- **Task to carry out**
Write out the entries below once more, exactly, with the pictures left out.
>> start Dataset extract
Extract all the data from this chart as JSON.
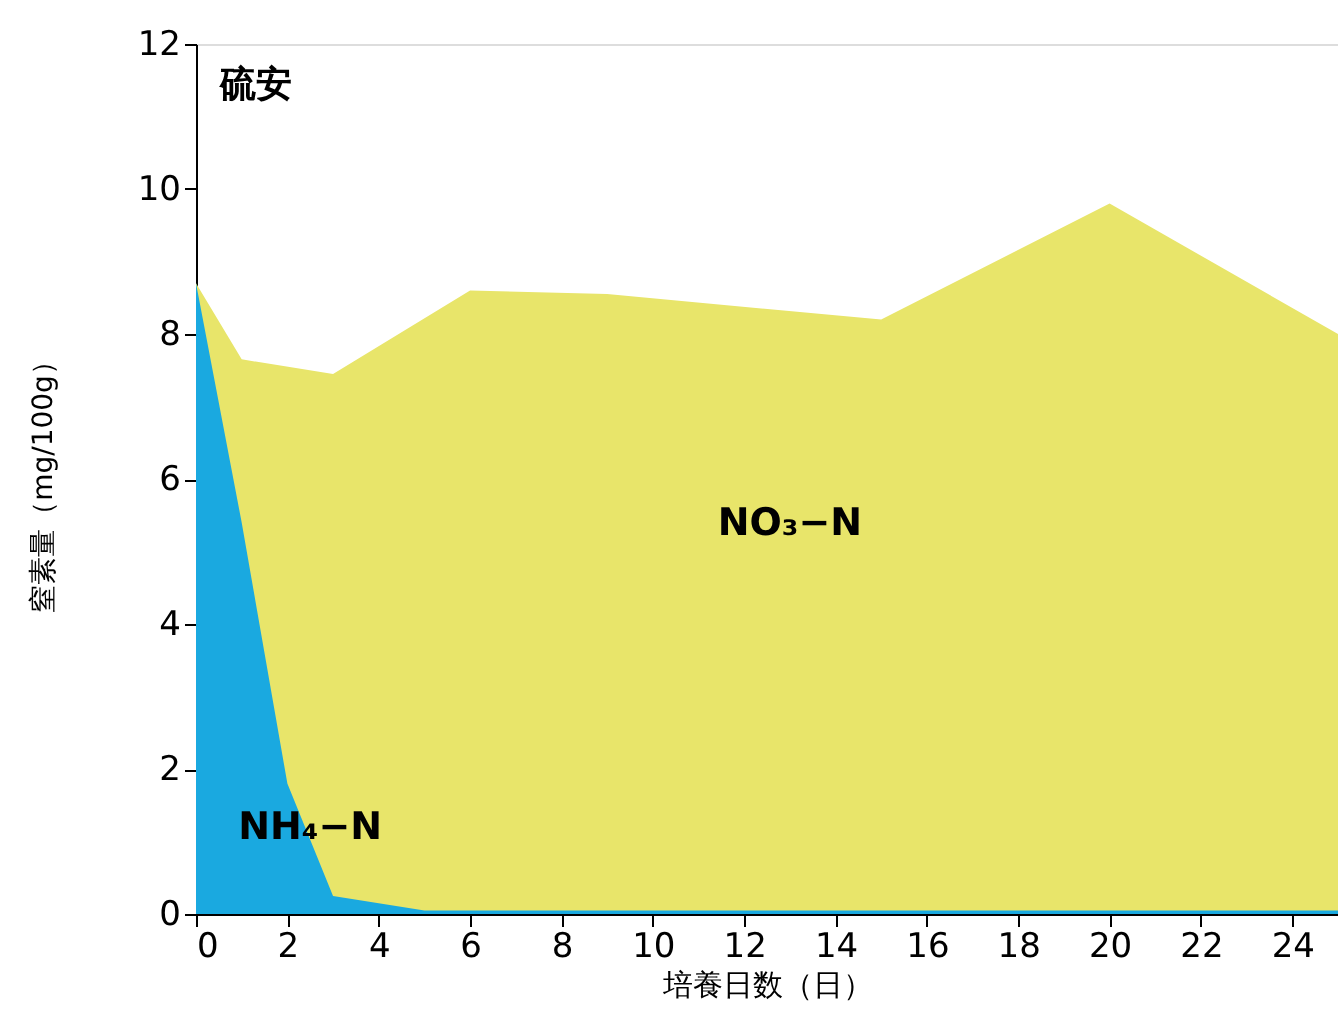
{
  "chart_data": {
    "type": "area",
    "title": "硫安",
    "xlabel": "培養日数（日）",
    "ylabel": "窒素量（mg/100g）",
    "xlim": [
      0,
      25
    ],
    "xticks": [
      0,
      2,
      4,
      6,
      8,
      10,
      12,
      14,
      16,
      18,
      20,
      22,
      24
    ],
    "ylim": [
      0,
      12
    ],
    "yticks": [
      0,
      2,
      4,
      6,
      8,
      10,
      12
    ],
    "grid": false,
    "legend": false,
    "series": [
      {
        "name": "NO₃−N",
        "color": "#e8e56a",
        "x": [
          0,
          1,
          3,
          6,
          9,
          15,
          20,
          25
        ],
        "values": [
          8.7,
          7.65,
          7.45,
          8.6,
          8.55,
          8.2,
          9.8,
          8.0
        ]
      },
      {
        "name": "NH₄−N",
        "color": "#1aa9e0",
        "x": [
          0,
          1,
          2,
          3,
          5,
          25
        ],
        "values": [
          8.7,
          5.4,
          1.8,
          0.25,
          0.05,
          0.05
        ]
      }
    ]
  }
}
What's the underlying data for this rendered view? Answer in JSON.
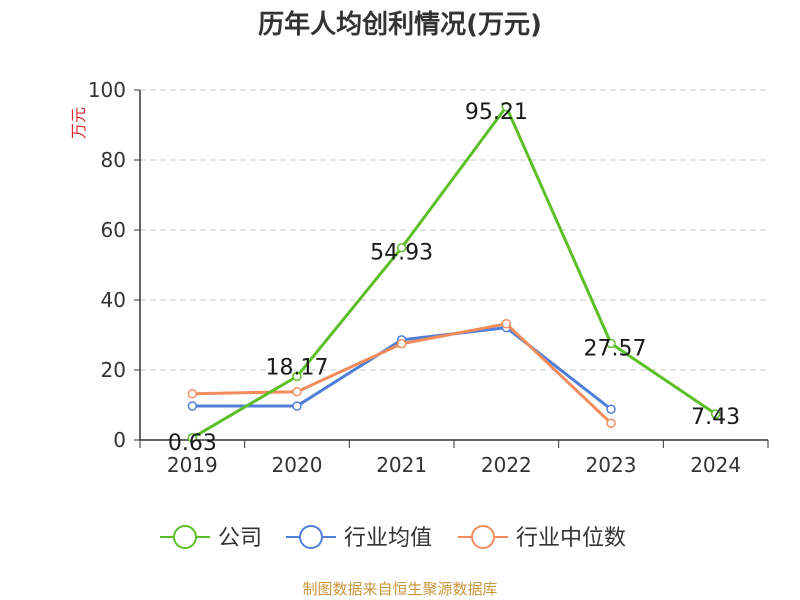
>> end Dataset extract
- **Answer below**
Extract all the data from this chart as JSON.
{
  "chart_data": {
    "type": "area",
    "title": "硫安",
    "xlabel": "培養日数（日）",
    "ylabel": "窒素量（mg/100g）",
    "xlim": [
      0,
      25
    ],
    "xticks": [
      0,
      2,
      4,
      6,
      8,
      10,
      12,
      14,
      16,
      18,
      20,
      22,
      24
    ],
    "ylim": [
      0,
      12
    ],
    "yticks": [
      0,
      2,
      4,
      6,
      8,
      10,
      12
    ],
    "grid": false,
    "legend": false,
    "series": [
      {
        "name": "NO₃−N",
        "color": "#e8e56a",
        "x": [
          0,
          1,
          3,
          6,
          9,
          15,
          20,
          25
        ],
        "values": [
          8.7,
          7.65,
          7.45,
          8.6,
          8.55,
          8.2,
          9.8,
          8.0
        ]
      },
      {
        "name": "NH₄−N",
        "color": "#1aa9e0",
        "x": [
          0,
          1,
          2,
          3,
          5,
          25
        ],
        "values": [
          8.7,
          5.4,
          1.8,
          0.25,
          0.05,
          0.05
        ]
      }
    ]
  }
}
What's the underlying data for this rendered view? Answer in JSON.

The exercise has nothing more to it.